TASK REQUIREMENTS: Rewrite the stretch of entries from the start through the line that contains "281, 85, 302]", putting "enclosing rectangle" in place of "bounding box" and leaving everything else unchanged.

===============

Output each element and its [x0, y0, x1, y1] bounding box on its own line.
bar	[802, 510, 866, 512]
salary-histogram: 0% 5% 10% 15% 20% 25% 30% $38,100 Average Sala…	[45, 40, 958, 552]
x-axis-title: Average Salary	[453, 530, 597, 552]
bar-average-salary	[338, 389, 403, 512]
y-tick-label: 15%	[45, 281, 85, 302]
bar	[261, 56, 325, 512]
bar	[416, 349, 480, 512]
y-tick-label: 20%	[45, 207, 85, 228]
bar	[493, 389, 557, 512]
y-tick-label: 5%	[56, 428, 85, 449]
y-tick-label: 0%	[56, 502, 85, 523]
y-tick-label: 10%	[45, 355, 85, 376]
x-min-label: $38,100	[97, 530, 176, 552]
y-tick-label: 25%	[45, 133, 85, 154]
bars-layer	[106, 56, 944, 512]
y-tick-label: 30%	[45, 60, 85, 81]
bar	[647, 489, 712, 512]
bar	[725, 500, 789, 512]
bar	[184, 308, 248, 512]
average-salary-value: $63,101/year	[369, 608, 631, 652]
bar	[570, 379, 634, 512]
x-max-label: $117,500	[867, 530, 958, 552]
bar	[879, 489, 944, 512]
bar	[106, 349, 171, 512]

===============

THE ANSWER:
Output each element and its [x0, y0, x1, y1] enclosing rectangle on its own line.
bar	[802, 510, 866, 512]
salary-histogram: 0% 5% 10% 15% 20% 25% 30% $38,100 Average Sala…	[45, 40, 958, 552]
x-axis-title: Average Salary	[453, 530, 597, 552]
bar-average-salary	[338, 389, 403, 512]
y-tick-label: 15%	[45, 281, 85, 302]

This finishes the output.